::: The records

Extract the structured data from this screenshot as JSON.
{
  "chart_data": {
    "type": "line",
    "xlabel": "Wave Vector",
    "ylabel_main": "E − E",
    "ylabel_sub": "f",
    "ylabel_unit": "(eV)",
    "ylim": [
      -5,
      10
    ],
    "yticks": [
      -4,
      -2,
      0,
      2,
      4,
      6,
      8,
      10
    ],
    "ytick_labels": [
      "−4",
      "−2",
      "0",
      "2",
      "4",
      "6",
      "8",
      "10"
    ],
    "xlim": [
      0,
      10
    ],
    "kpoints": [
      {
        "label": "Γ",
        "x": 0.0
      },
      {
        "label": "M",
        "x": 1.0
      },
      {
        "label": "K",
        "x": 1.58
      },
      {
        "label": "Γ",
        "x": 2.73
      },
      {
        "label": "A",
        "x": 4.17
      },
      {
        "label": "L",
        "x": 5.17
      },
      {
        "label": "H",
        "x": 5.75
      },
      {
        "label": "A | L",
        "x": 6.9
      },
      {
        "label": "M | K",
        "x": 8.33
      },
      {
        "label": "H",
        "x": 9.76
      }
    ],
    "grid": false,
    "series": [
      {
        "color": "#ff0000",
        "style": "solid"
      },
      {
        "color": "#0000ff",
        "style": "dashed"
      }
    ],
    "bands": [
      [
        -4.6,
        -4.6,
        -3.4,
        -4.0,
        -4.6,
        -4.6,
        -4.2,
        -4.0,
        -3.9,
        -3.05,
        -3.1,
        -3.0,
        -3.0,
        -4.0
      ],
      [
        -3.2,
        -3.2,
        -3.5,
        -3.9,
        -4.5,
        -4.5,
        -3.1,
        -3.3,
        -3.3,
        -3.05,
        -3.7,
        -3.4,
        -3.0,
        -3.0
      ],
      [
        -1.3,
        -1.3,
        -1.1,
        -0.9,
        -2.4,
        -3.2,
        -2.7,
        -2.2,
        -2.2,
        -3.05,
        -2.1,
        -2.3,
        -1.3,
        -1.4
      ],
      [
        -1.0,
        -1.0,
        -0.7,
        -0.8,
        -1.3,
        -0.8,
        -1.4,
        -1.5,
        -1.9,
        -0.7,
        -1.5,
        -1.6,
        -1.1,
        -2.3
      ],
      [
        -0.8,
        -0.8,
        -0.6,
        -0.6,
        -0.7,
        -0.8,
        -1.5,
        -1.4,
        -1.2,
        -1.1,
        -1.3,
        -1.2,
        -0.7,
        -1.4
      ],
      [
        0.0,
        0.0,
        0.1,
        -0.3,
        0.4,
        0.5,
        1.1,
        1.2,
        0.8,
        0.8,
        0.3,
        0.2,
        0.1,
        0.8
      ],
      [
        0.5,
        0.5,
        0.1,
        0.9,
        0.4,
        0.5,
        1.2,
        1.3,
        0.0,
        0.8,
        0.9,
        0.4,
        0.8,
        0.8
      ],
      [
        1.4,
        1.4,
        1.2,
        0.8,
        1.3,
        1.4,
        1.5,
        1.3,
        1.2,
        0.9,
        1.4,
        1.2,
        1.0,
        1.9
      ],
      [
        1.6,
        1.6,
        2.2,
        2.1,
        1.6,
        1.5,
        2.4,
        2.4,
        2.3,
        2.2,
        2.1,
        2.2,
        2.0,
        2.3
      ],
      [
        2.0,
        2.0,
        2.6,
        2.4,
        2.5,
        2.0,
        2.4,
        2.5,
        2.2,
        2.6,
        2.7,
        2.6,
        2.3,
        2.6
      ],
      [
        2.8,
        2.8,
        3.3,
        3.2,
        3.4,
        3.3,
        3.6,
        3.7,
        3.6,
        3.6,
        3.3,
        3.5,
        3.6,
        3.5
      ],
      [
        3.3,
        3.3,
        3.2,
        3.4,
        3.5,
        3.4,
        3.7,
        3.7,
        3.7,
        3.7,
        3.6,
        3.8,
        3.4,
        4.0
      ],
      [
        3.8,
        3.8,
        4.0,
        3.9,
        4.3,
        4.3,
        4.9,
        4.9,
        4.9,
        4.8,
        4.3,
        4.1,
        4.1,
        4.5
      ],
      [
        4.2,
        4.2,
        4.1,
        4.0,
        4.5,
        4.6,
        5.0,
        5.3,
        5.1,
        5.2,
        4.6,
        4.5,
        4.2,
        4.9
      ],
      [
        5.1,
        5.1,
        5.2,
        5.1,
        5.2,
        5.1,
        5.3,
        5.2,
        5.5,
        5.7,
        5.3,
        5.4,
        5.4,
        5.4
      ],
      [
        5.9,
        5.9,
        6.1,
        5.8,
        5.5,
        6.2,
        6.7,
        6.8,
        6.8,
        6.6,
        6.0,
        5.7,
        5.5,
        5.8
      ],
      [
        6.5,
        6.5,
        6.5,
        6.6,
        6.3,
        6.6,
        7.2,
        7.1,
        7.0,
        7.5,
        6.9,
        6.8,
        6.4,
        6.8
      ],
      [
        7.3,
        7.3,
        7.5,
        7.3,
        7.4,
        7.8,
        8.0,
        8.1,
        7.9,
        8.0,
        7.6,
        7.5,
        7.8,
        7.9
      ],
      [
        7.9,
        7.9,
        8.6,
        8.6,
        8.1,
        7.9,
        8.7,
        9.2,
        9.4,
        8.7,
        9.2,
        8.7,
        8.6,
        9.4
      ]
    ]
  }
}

::::::

▸ **Problem to solve**: Reproduce all of the material above word for word.

▸ **Expected answer**:
Extract the structured data from this screenshot as JSON.
{
  "chart_data": {
    "type": "line",
    "xlabel": "Wave Vector",
    "ylabel_main": "E − E",
    "ylabel_sub": "f",
    "ylabel_unit": "(eV)",
    "ylim": [
      -5,
      10
    ],
    "yticks": [
      -4,
      -2,
      0,
      2,
      4,
      6,
      8,
      10
    ],
    "ytick_labels": [
      "−4",
      "−2",
      "0",
      "2",
      "4",
      "6",
      "8",
      "10"
    ],
    "xlim": [
      0,
      10
    ],
    "kpoints": [
      {
        "label": "Γ",
        "x": 0.0
      },
      {
        "label": "M",
        "x": 1.0
      },
      {
        "label": "K",
        "x": 1.58
      },
      {
        "label": "Γ",
        "x": 2.73
      },
      {
        "label": "A",
        "x": 4.17
      },
      {
        "label": "L",
        "x": 5.17
      },
      {
        "label": "H",
        "x": 5.75
      },
      {
        "label": "A | L",
        "x": 6.9
      },
      {
        "label": "M | K",
        "x": 8.33
      },
      {
        "label": "H",
        "x": 9.76
      }
    ],
    "grid": false,
    "series": [
      {
        "color": "#ff0000",
        "style": "solid"
      },
      {
        "color": "#0000ff",
        "style": "dashed"
      }
    ],
    "bands": [
      [
        -4.6,
        -4.6,
        -3.4,
        -4.0,
        -4.6,
        -4.6,
        -4.2,
        -4.0,
        -3.9,
        -3.05,
        -3.1,
        -3.0,
        -3.0,
        -4.0
      ],
      [
        -3.2,
        -3.2,
        -3.5,
        -3.9,
        -4.5,
        -4.5,
        -3.1,
        -3.3,
        -3.3,
        -3.05,
        -3.7,
        -3.4,
        -3.0,
        -3.0
      ],
      [
        -1.3,
        -1.3,
        -1.1,
        -0.9,
        -2.4,
        -3.2,
        -2.7,
        -2.2,
        -2.2,
        -3.05,
        -2.1,
        -2.3,
        -1.3,
        -1.4
      ],
      [
        -1.0,
        -1.0,
        -0.7,
        -0.8,
        -1.3,
        -0.8,
        -1.4,
        -1.5,
        -1.9,
        -0.7,
        -1.5,
        -1.6,
        -1.1,
        -2.3
      ],
      [
        -0.8,
        -0.8,
        -0.6,
        -0.6,
        -0.7,
        -0.8,
        -1.5,
        -1.4,
        -1.2,
        -1.1,
        -1.3,
        -1.2,
        -0.7,
        -1.4
      ],
      [
        0.0,
        0.0,
        0.1,
        -0.3,
        0.4,
        0.5,
        1.1,
        1.2,
        0.8,
        0.8,
        0.3,
        0.2,
        0.1,
        0.8
      ],
      [
        0.5,
        0.5,
        0.1,
        0.9,
        0.4,
        0.5,
        1.2,
        1.3,
        0.0,
        0.8,
        0.9,
        0.4,
        0.8,
        0.8
      ],
      [
        1.4,
        1.4,
        1.2,
        0.8,
        1.3,
        1.4,
        1.5,
        1.3,
        1.2,
        0.9,
        1.4,
        1.2,
        1.0,
        1.9
      ],
      [
        1.6,
        1.6,
        2.2,
        2.1,
        1.6,
        1.5,
        2.4,
        2.4,
        2.3,
        2.2,
        2.1,
        2.2,
        2.0,
        2.3
      ],
      [
        2.0,
        2.0,
        2.6,
        2.4,
        2.5,
        2.0,
        2.4,
        2.5,
        2.2,
        2.6,
        2.7,
        2.6,
        2.3,
        2.6
      ],
      [
        2.8,
        2.8,
        3.3,
        3.2,
        3.4,
        3.3,
        3.6,
        3.7,
        3.6,
        3.6,
        3.3,
        3.5,
        3.6,
        3.5
      ],
      [
        3.3,
        3.3,
        3.2,
        3.4,
        3.5,
        3.4,
        3.7,
        3.7,
        3.7,
        3.7,
        3.6,
        3.8,
        3.4,
        4.0
      ],
      [
        3.8,
        3.8,
        4.0,
        3.9,
        4.3,
        4.3,
        4.9,
        4.9,
        4.9,
        4.8,
        4.3,
        4.1,
        4.1,
        4.5
      ],
      [
        4.2,
        4.2,
        4.1,
        4.0,
        4.5,
        4.6,
        5.0,
        5.3,
        5.1,
        5.2,
        4.6,
        4.5,
        4.2,
        4.9
      ],
      [
        5.1,
        5.1,
        5.2,
        5.1,
        5.2,
        5.1,
        5.3,
        5.2,
        5.5,
        5.7,
        5.3,
        5.4,
        5.4,
        5.4
      ],
      [
        5.9,
        5.9,
        6.1,
        5.8,
        5.5,
        6.2,
        6.7,
        6.8,
        6.8,
        6.6,
        6.0,
        5.7,
        5.5,
        5.8
      ],
      [
        6.5,
        6.5,
        6.5,
        6.6,
        6.3,
        6.6,
        7.2,
        7.1,
        7.0,
        7.5,
        6.9,
        6.8,
        6.4,
        6.8
      ],
      [
        7.3,
        7.3,
        7.5,
        7.3,
        7.4,
        7.8,
        8.0,
        8.1,
        7.9,
        8.0,
        7.6,
        7.5,
        7.8,
        7.9
      ],
      [
        7.9,
        7.9,
        8.6,
        8.6,
        8.1,
        7.9,
        8.7,
        9.2,
        9.4,
        8.7,
        9.2,
        8.7,
        8.6,
        9.4
      ]
    ]
  }
}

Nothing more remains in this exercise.